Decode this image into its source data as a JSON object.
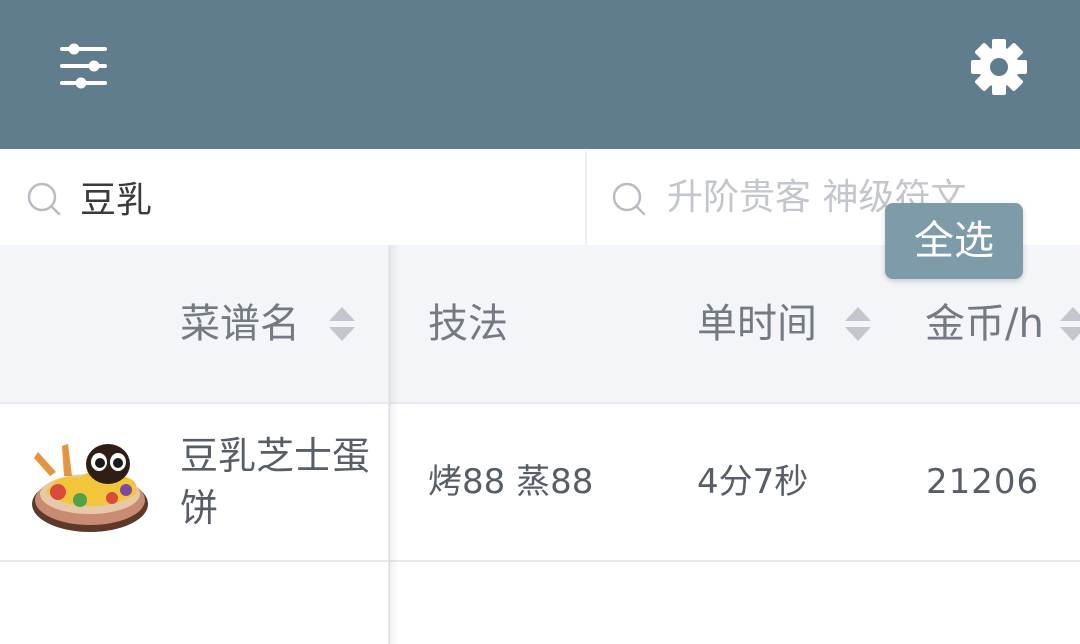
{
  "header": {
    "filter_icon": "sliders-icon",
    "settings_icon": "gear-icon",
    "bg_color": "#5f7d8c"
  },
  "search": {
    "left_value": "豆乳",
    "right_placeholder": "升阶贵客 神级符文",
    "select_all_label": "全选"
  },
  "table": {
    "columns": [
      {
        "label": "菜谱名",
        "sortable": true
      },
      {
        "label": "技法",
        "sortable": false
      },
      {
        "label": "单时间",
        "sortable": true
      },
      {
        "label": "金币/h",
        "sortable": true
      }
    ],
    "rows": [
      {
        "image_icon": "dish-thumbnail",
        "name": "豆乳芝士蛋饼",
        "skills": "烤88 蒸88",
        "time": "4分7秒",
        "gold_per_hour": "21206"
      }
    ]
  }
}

#####

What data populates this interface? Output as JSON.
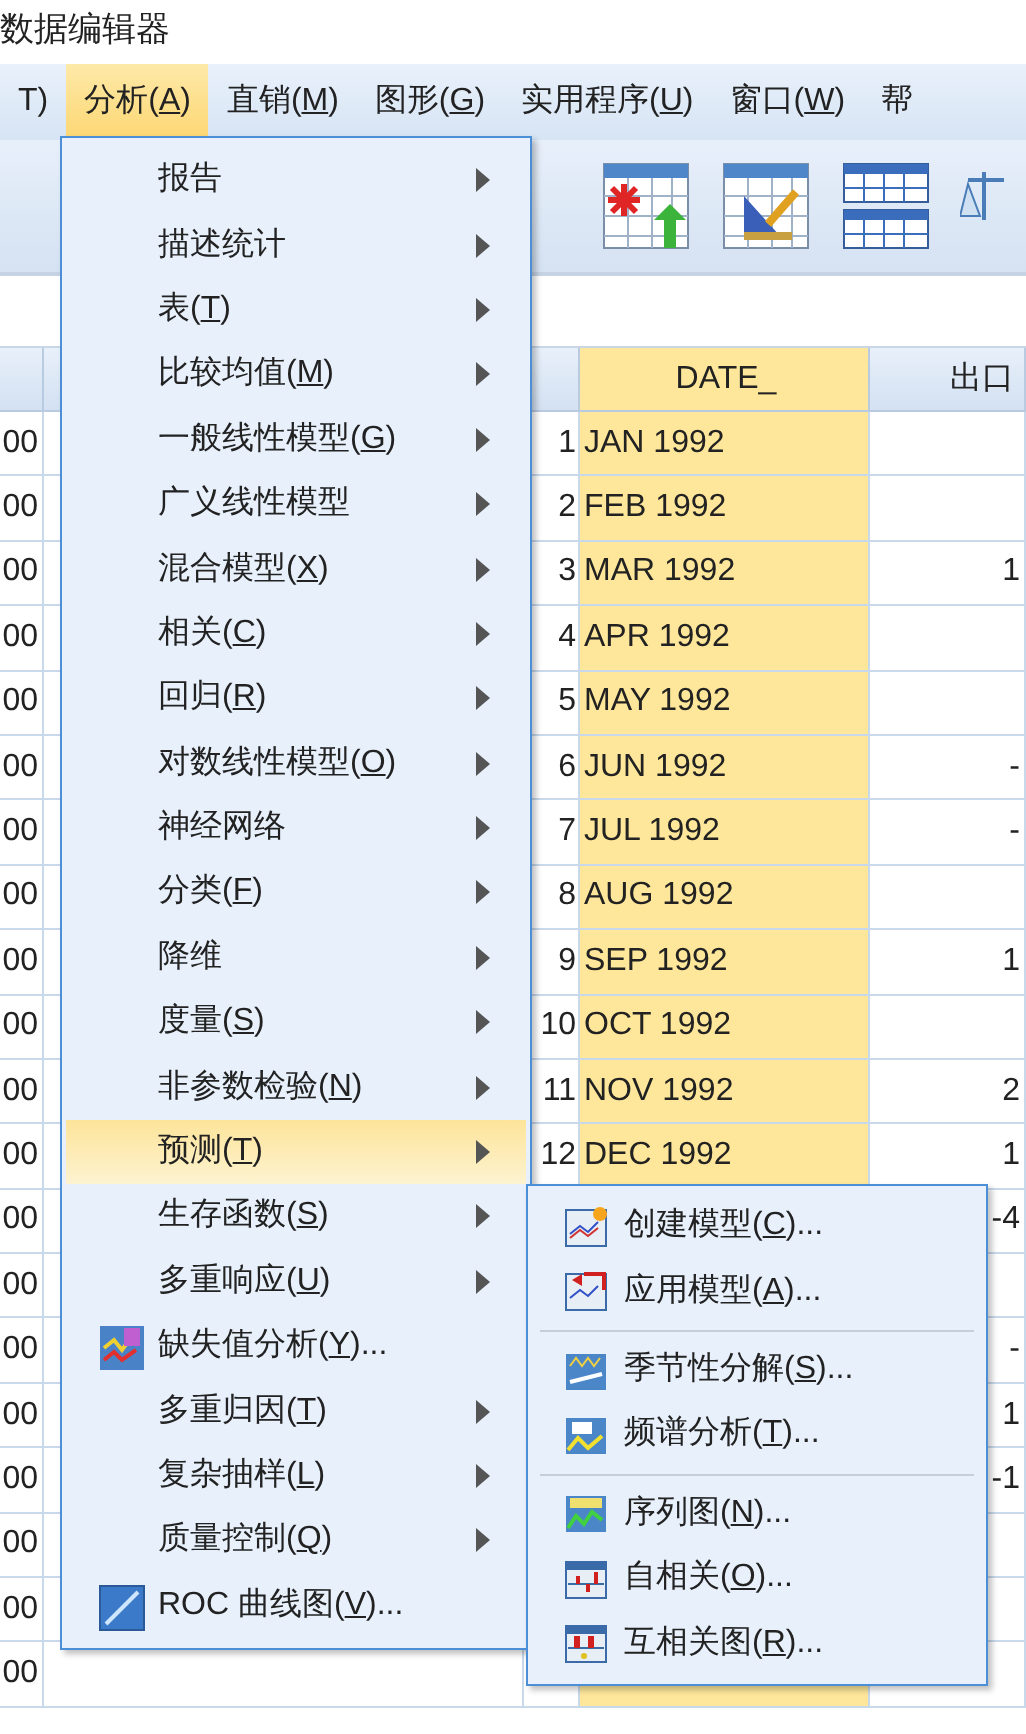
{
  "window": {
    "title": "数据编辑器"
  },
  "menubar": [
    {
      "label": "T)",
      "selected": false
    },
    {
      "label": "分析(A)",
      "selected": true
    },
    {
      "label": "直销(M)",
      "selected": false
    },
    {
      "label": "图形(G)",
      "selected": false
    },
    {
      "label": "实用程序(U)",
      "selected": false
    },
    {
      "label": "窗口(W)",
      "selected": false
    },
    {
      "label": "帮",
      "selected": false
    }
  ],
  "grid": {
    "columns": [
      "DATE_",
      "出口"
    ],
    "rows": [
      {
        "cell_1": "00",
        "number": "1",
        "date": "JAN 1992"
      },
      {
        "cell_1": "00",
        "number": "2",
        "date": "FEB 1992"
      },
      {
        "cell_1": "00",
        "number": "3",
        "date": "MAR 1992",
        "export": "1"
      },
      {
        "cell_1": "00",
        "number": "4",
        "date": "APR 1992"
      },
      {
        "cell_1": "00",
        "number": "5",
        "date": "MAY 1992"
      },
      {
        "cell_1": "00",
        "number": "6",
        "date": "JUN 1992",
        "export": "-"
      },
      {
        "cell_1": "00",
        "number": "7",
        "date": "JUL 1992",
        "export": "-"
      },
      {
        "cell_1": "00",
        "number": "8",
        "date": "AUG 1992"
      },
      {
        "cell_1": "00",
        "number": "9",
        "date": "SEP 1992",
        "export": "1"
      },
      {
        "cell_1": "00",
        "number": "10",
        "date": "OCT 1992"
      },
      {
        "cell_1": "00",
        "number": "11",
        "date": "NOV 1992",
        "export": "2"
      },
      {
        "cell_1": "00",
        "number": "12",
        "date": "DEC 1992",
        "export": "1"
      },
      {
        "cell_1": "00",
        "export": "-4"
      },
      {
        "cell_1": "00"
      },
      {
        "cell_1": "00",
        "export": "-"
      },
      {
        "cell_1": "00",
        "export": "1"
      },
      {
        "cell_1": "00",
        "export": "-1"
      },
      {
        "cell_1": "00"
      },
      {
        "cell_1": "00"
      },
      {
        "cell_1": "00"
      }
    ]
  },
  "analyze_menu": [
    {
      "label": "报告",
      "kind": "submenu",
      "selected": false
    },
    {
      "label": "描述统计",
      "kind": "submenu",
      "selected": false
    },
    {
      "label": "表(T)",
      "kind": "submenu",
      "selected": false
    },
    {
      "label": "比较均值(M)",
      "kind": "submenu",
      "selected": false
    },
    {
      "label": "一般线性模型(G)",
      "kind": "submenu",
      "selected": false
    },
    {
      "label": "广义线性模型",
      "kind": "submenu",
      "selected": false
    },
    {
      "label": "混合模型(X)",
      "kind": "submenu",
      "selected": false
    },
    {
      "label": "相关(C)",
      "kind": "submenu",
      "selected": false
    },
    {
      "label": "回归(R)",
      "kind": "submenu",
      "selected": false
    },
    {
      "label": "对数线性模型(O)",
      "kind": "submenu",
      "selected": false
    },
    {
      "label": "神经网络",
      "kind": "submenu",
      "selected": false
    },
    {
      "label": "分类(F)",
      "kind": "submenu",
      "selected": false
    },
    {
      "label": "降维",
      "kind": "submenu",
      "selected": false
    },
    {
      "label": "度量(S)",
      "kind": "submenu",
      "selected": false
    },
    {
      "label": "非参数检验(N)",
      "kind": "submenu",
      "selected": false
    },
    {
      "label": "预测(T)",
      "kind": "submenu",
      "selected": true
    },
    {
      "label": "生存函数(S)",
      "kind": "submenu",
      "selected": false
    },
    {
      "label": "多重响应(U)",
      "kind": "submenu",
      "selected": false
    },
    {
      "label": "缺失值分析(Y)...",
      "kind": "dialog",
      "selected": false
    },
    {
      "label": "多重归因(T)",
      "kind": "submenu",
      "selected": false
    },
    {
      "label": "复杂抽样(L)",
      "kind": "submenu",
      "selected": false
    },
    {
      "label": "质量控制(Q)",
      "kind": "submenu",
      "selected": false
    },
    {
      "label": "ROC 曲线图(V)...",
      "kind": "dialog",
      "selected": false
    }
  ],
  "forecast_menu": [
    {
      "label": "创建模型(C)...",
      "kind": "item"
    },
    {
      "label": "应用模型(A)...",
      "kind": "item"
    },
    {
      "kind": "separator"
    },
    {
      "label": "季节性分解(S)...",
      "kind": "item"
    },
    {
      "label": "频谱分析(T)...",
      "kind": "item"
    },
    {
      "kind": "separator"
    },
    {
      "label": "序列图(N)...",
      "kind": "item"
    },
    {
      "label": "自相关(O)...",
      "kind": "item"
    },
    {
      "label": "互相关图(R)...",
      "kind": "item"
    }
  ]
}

#####

Count the lines of the material that include the word "data", then state only the total.

2